- **REQUEST**
Return the data exactly, with all pictures removed.

※

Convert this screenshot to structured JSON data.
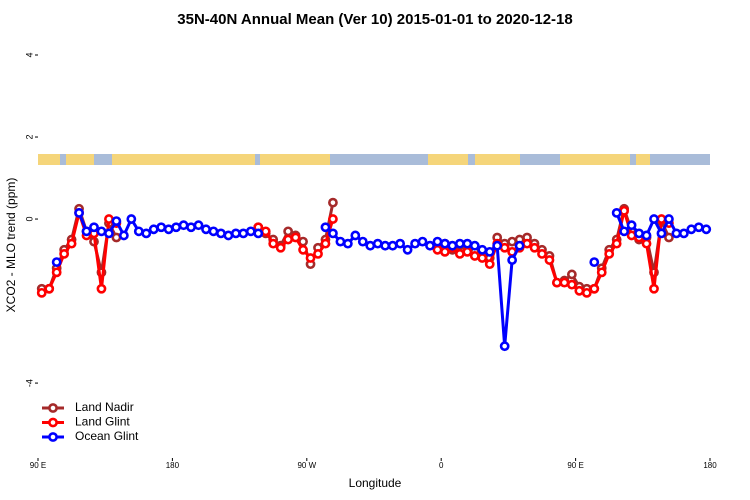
{
  "chart_data": {
    "type": "line",
    "title": "35N-40N Annual Mean (Ver 10)   2015-01-01 to 2020-12-18",
    "x_label": "Longitude",
    "y_label": "XCO2 - MLO trend (ppm)",
    "xlim": [
      90,
      540
    ],
    "xticks": [
      {
        "value": 90,
        "label": "90 E"
      },
      {
        "value": 180,
        "label": "180"
      },
      {
        "value": 270,
        "label": "90 W"
      },
      {
        "value": 360,
        "label": "0"
      },
      {
        "value": 450,
        "label": "90 E"
      },
      {
        "value": 540,
        "label": "180"
      }
    ],
    "ylim": [
      -5.9,
      4.4
    ],
    "yticks": [
      -4,
      0,
      2,
      4
    ],
    "legend": "bottom-left",
    "series": [
      {
        "name": "Land Nadir",
        "color": "#a52a2a",
        "x": [
          92.5,
          97.5,
          102.5,
          107.5,
          112.5,
          117.5,
          122.5,
          127.5,
          132.5,
          137.5,
          142.5,
          147.5,
          237.5,
          242.5,
          247.5,
          252.5,
          257.5,
          262.5,
          267.5,
          272.5,
          277.5,
          282.5,
          287.5,
          292.5,
          357.5,
          362.5,
          367.5,
          372.5,
          377.5,
          382.5,
          387.5,
          392.5,
          397.5,
          402.5,
          407.5,
          412.5,
          417.5,
          422.5,
          427.5,
          432.5,
          437.5,
          442.5,
          447.5,
          452.5,
          457.5,
          462.5,
          467.5,
          472.5,
          477.5,
          482.5,
          487.5,
          492.5,
          497.5,
          502.5,
          507.5,
          512.5
        ],
        "values": [
          -1.7,
          -1.7,
          -1.2,
          -0.75,
          -0.5,
          0.25,
          -0.3,
          -0.55,
          -1.3,
          -0.1,
          -0.45,
          null,
          -0.2,
          -0.35,
          -0.5,
          -0.65,
          -0.3,
          -0.4,
          -0.55,
          -1.1,
          -0.7,
          -0.5,
          0.4,
          null,
          -0.7,
          -0.6,
          -0.75,
          -0.65,
          -0.7,
          -0.8,
          -0.85,
          -0.95,
          -0.45,
          -0.6,
          -0.55,
          -0.5,
          -0.45,
          -0.6,
          -0.75,
          -0.9,
          -1.55,
          -1.5,
          -1.35,
          -1.65,
          -1.7,
          -1.7,
          -1.2,
          -0.75,
          -0.5,
          0.25,
          -0.3,
          -0.5,
          -0.45,
          -1.3,
          -0.05,
          -0.45
        ]
      },
      {
        "name": "Land Glint",
        "color": "#ff0000",
        "x": [
          92.5,
          97.5,
          102.5,
          107.5,
          112.5,
          117.5,
          122.5,
          127.5,
          132.5,
          137.5,
          142.5,
          147.5,
          237.5,
          242.5,
          247.5,
          252.5,
          257.5,
          262.5,
          267.5,
          272.5,
          277.5,
          282.5,
          287.5,
          292.5,
          357.5,
          362.5,
          367.5,
          372.5,
          377.5,
          382.5,
          387.5,
          392.5,
          397.5,
          402.5,
          407.5,
          412.5,
          417.5,
          422.5,
          427.5,
          432.5,
          437.5,
          442.5,
          447.5,
          452.5,
          457.5,
          462.5,
          467.5,
          472.5,
          477.5,
          482.5,
          487.5,
          492.5,
          497.5,
          502.5,
          507.5,
          512.5
        ],
        "values": [
          -1.8,
          -1.7,
          -1.3,
          -0.85,
          -0.6,
          0.15,
          -0.4,
          -0.35,
          -1.7,
          0,
          -0.1,
          null,
          -0.2,
          -0.3,
          -0.6,
          -0.7,
          -0.5,
          -0.45,
          -0.75,
          -0.95,
          -0.85,
          -0.6,
          0,
          null,
          -0.75,
          -0.8,
          -0.7,
          -0.85,
          -0.8,
          -0.9,
          -0.95,
          -1.1,
          -0.6,
          -0.7,
          -0.8,
          -0.7,
          -0.6,
          -0.7,
          -0.85,
          -1.0,
          -1.55,
          -1.55,
          -1.6,
          -1.75,
          -1.8,
          -1.7,
          -1.3,
          -0.85,
          -0.6,
          0.2,
          -0.4,
          -0.45,
          -0.6,
          -1.7,
          0,
          -0.1
        ]
      },
      {
        "name": "Ocean Glint",
        "color": "#0000ff",
        "x": [
          102.5,
          107.5,
          117.5,
          122.5,
          127.5,
          132.5,
          137.5,
          142.5,
          147.5,
          152.5,
          157.5,
          162.5,
          167.5,
          172.5,
          177.5,
          182.5,
          187.5,
          192.5,
          197.5,
          202.5,
          207.5,
          212.5,
          217.5,
          222.5,
          227.5,
          232.5,
          237.5,
          242.5,
          282.5,
          287.5,
          292.5,
          297.5,
          302.5,
          307.5,
          312.5,
          317.5,
          322.5,
          327.5,
          332.5,
          337.5,
          342.5,
          347.5,
          352.5,
          357.5,
          362.5,
          367.5,
          372.5,
          377.5,
          382.5,
          387.5,
          392.5,
          397.5,
          402.5,
          407.5,
          412.5,
          417.5,
          462.5,
          467.5,
          477.5,
          482.5,
          487.5,
          492.5,
          497.5,
          502.5,
          507.5,
          512.5,
          517.5,
          522.5,
          527.5,
          532.5,
          537.5
        ],
        "values": [
          -1.05,
          null,
          0.15,
          -0.3,
          -0.2,
          -0.3,
          -0.35,
          -0.05,
          -0.4,
          0,
          -0.3,
          -0.35,
          -0.25,
          -0.2,
          -0.25,
          -0.2,
          -0.15,
          -0.2,
          -0.15,
          -0.25,
          -0.3,
          -0.35,
          -0.4,
          -0.35,
          -0.35,
          -0.3,
          -0.35,
          null,
          -0.2,
          -0.35,
          -0.55,
          -0.6,
          -0.4,
          -0.55,
          -0.65,
          -0.6,
          -0.65,
          -0.65,
          -0.6,
          -0.75,
          -0.6,
          -0.55,
          -0.65,
          -0.55,
          -0.6,
          -0.65,
          -0.6,
          -0.6,
          -0.65,
          -0.75,
          -0.8,
          -0.65,
          -3.1,
          -1.0,
          -0.65,
          null,
          -1.05,
          null,
          0.15,
          -0.3,
          -0.15,
          -0.35,
          -0.4,
          0,
          -0.35,
          0,
          -0.35,
          -0.35,
          -0.25,
          -0.2,
          -0.25
        ]
      }
    ]
  }
}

※

- **TASK SOLUTION**
Convert this screenshot to structured JSON data.
{
  "chart_data": {
    "type": "line",
    "title": "35N-40N Annual Mean (Ver 10)   2015-01-01 to 2020-12-18",
    "x_label": "Longitude",
    "y_label": "XCO2 - MLO trend (ppm)",
    "xlim": [
      90,
      540
    ],
    "xticks": [
      {
        "value": 90,
        "label": "90 E"
      },
      {
        "value": 180,
        "label": "180"
      },
      {
        "value": 270,
        "label": "90 W"
      },
      {
        "value": 360,
        "label": "0"
      },
      {
        "value": 450,
        "label": "90 E"
      },
      {
        "value": 540,
        "label": "180"
      }
    ],
    "ylim": [
      -5.9,
      4.4
    ],
    "yticks": [
      -4,
      0,
      2,
      4
    ],
    "legend": "bottom-left",
    "series": [
      {
        "name": "Land Nadir",
        "color": "#a52a2a",
        "x": [
          92.5,
          97.5,
          102.5,
          107.5,
          112.5,
          117.5,
          122.5,
          127.5,
          132.5,
          137.5,
          142.5,
          147.5,
          237.5,
          242.5,
          247.5,
          252.5,
          257.5,
          262.5,
          267.5,
          272.5,
          277.5,
          282.5,
          287.5,
          292.5,
          357.5,
          362.5,
          367.5,
          372.5,
          377.5,
          382.5,
          387.5,
          392.5,
          397.5,
          402.5,
          407.5,
          412.5,
          417.5,
          422.5,
          427.5,
          432.5,
          437.5,
          442.5,
          447.5,
          452.5,
          457.5,
          462.5,
          467.5,
          472.5,
          477.5,
          482.5,
          487.5,
          492.5,
          497.5,
          502.5,
          507.5,
          512.5
        ],
        "values": [
          -1.7,
          -1.7,
          -1.2,
          -0.75,
          -0.5,
          0.25,
          -0.3,
          -0.55,
          -1.3,
          -0.1,
          -0.45,
          null,
          -0.2,
          -0.35,
          -0.5,
          -0.65,
          -0.3,
          -0.4,
          -0.55,
          -1.1,
          -0.7,
          -0.5,
          0.4,
          null,
          -0.7,
          -0.6,
          -0.75,
          -0.65,
          -0.7,
          -0.8,
          -0.85,
          -0.95,
          -0.45,
          -0.6,
          -0.55,
          -0.5,
          -0.45,
          -0.6,
          -0.75,
          -0.9,
          -1.55,
          -1.5,
          -1.35,
          -1.65,
          -1.7,
          -1.7,
          -1.2,
          -0.75,
          -0.5,
          0.25,
          -0.3,
          -0.5,
          -0.45,
          -1.3,
          -0.05,
          -0.45
        ]
      },
      {
        "name": "Land Glint",
        "color": "#ff0000",
        "x": [
          92.5,
          97.5,
          102.5,
          107.5,
          112.5,
          117.5,
          122.5,
          127.5,
          132.5,
          137.5,
          142.5,
          147.5,
          237.5,
          242.5,
          247.5,
          252.5,
          257.5,
          262.5,
          267.5,
          272.5,
          277.5,
          282.5,
          287.5,
          292.5,
          357.5,
          362.5,
          367.5,
          372.5,
          377.5,
          382.5,
          387.5,
          392.5,
          397.5,
          402.5,
          407.5,
          412.5,
          417.5,
          422.5,
          427.5,
          432.5,
          437.5,
          442.5,
          447.5,
          452.5,
          457.5,
          462.5,
          467.5,
          472.5,
          477.5,
          482.5,
          487.5,
          492.5,
          497.5,
          502.5,
          507.5,
          512.5
        ],
        "values": [
          -1.8,
          -1.7,
          -1.3,
          -0.85,
          -0.6,
          0.15,
          -0.4,
          -0.35,
          -1.7,
          0,
          -0.1,
          null,
          -0.2,
          -0.3,
          -0.6,
          -0.7,
          -0.5,
          -0.45,
          -0.75,
          -0.95,
          -0.85,
          -0.6,
          0,
          null,
          -0.75,
          -0.8,
          -0.7,
          -0.85,
          -0.8,
          -0.9,
          -0.95,
          -1.1,
          -0.6,
          -0.7,
          -0.8,
          -0.7,
          -0.6,
          -0.7,
          -0.85,
          -1.0,
          -1.55,
          -1.55,
          -1.6,
          -1.75,
          -1.8,
          -1.7,
          -1.3,
          -0.85,
          -0.6,
          0.2,
          -0.4,
          -0.45,
          -0.6,
          -1.7,
          0,
          -0.1
        ]
      },
      {
        "name": "Ocean Glint",
        "color": "#0000ff",
        "x": [
          102.5,
          107.5,
          117.5,
          122.5,
          127.5,
          132.5,
          137.5,
          142.5,
          147.5,
          152.5,
          157.5,
          162.5,
          167.5,
          172.5,
          177.5,
          182.5,
          187.5,
          192.5,
          197.5,
          202.5,
          207.5,
          212.5,
          217.5,
          222.5,
          227.5,
          232.5,
          237.5,
          242.5,
          282.5,
          287.5,
          292.5,
          297.5,
          302.5,
          307.5,
          312.5,
          317.5,
          322.5,
          327.5,
          332.5,
          337.5,
          342.5,
          347.5,
          352.5,
          357.5,
          362.5,
          367.5,
          372.5,
          377.5,
          382.5,
          387.5,
          392.5,
          397.5,
          402.5,
          407.5,
          412.5,
          417.5,
          462.5,
          467.5,
          477.5,
          482.5,
          487.5,
          492.5,
          497.5,
          502.5,
          507.5,
          512.5,
          517.5,
          522.5,
          527.5,
          532.5,
          537.5
        ],
        "values": [
          -1.05,
          null,
          0.15,
          -0.3,
          -0.2,
          -0.3,
          -0.35,
          -0.05,
          -0.4,
          0,
          -0.3,
          -0.35,
          -0.25,
          -0.2,
          -0.25,
          -0.2,
          -0.15,
          -0.2,
          -0.15,
          -0.25,
          -0.3,
          -0.35,
          -0.4,
          -0.35,
          -0.35,
          -0.3,
          -0.35,
          null,
          -0.2,
          -0.35,
          -0.55,
          -0.6,
          -0.4,
          -0.55,
          -0.65,
          -0.6,
          -0.65,
          -0.65,
          -0.6,
          -0.75,
          -0.6,
          -0.55,
          -0.65,
          -0.55,
          -0.6,
          -0.65,
          -0.6,
          -0.6,
          -0.65,
          -0.75,
          -0.8,
          -0.65,
          -3.1,
          -1.0,
          -0.65,
          null,
          -1.05,
          null,
          0.15,
          -0.3,
          -0.15,
          -0.35,
          -0.4,
          0,
          -0.35,
          0,
          -0.35,
          -0.35,
          -0.25,
          -0.2,
          -0.25
        ]
      }
    ]
  }
}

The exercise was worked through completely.